*Work required:* Find each line with the word "hypothesis" in it, then give the total alone.
┌──
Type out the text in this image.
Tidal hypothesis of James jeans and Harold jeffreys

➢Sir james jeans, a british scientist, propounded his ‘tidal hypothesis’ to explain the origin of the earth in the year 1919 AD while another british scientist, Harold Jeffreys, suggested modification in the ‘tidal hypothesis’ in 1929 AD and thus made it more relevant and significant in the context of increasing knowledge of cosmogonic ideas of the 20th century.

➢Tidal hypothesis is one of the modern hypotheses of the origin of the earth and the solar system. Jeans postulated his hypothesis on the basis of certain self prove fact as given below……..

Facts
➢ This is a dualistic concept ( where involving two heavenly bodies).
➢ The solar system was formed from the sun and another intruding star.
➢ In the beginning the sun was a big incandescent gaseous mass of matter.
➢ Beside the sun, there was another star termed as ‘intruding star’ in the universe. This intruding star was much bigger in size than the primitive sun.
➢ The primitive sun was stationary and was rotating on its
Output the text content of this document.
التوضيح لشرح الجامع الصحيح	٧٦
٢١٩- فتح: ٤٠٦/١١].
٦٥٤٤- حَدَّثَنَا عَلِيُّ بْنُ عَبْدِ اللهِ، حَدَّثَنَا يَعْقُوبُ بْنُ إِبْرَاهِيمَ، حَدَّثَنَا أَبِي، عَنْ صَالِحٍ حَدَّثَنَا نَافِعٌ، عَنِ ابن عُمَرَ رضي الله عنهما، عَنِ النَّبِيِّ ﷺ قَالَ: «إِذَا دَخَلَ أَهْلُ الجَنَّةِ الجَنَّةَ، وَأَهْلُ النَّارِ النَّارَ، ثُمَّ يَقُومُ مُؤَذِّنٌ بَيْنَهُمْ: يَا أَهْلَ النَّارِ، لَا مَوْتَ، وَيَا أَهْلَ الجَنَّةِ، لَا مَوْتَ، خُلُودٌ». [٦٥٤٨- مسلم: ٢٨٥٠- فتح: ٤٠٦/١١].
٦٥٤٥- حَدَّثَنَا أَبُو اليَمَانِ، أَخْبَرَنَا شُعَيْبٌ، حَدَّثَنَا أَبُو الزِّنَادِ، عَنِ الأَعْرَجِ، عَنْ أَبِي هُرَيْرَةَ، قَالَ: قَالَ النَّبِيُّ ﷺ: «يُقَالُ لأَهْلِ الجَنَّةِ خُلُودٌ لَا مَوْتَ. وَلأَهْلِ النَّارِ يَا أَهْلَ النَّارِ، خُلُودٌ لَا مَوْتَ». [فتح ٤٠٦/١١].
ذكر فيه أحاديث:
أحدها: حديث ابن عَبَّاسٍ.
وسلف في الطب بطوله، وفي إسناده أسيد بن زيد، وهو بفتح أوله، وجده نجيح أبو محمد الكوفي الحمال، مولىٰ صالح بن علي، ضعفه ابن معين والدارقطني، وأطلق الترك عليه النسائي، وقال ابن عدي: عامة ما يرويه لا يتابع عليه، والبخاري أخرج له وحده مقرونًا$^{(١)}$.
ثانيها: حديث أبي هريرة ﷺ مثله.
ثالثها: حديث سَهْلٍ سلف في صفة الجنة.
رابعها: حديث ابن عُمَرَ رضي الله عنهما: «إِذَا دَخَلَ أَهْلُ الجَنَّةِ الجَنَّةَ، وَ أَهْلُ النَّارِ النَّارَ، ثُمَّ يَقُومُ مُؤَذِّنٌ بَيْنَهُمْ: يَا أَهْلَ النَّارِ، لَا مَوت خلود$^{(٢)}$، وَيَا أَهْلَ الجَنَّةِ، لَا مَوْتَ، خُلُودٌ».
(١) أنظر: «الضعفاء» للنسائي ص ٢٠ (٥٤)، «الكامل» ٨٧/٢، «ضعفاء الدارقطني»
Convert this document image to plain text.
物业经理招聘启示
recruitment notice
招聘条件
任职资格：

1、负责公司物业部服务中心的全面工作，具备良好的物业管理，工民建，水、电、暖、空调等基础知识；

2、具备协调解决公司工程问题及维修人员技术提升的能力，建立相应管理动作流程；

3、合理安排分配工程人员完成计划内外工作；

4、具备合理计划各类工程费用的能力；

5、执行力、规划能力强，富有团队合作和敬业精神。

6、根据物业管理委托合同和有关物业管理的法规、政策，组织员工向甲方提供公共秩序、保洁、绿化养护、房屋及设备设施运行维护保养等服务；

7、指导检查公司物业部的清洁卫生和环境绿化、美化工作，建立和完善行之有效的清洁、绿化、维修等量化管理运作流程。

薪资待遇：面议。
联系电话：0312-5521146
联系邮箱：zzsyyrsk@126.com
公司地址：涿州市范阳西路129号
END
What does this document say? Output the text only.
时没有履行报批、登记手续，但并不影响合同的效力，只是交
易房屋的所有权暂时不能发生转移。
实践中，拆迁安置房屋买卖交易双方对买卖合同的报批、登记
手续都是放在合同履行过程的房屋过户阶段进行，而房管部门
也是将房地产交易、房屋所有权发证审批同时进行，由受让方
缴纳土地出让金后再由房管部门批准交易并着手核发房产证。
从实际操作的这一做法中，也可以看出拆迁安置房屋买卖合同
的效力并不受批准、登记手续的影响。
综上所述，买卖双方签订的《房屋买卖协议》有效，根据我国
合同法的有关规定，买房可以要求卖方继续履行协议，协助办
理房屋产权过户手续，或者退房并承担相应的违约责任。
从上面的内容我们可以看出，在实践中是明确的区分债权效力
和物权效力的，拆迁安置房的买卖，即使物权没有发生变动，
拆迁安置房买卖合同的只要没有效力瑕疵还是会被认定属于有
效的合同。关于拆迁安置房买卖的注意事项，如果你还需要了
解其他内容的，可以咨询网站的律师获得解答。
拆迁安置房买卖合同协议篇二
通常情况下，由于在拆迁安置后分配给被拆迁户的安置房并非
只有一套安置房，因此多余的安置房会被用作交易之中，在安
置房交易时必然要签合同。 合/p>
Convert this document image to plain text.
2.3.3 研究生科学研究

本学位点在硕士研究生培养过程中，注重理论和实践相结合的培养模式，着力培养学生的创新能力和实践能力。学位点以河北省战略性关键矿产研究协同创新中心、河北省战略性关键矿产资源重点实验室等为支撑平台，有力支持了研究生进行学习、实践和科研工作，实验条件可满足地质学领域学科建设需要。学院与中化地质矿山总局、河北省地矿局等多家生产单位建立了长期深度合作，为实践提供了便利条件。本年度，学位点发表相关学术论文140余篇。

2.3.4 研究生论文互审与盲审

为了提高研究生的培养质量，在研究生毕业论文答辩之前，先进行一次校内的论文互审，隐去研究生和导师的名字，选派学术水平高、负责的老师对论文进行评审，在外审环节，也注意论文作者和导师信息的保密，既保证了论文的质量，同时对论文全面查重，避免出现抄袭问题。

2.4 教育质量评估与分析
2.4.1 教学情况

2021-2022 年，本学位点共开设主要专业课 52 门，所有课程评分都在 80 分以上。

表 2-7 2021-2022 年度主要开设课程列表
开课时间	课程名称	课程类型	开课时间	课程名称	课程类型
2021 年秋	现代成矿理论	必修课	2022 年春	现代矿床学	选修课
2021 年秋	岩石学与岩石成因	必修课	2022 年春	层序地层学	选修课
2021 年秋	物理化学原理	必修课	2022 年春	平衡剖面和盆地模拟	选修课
└──
*Worked answer:* 3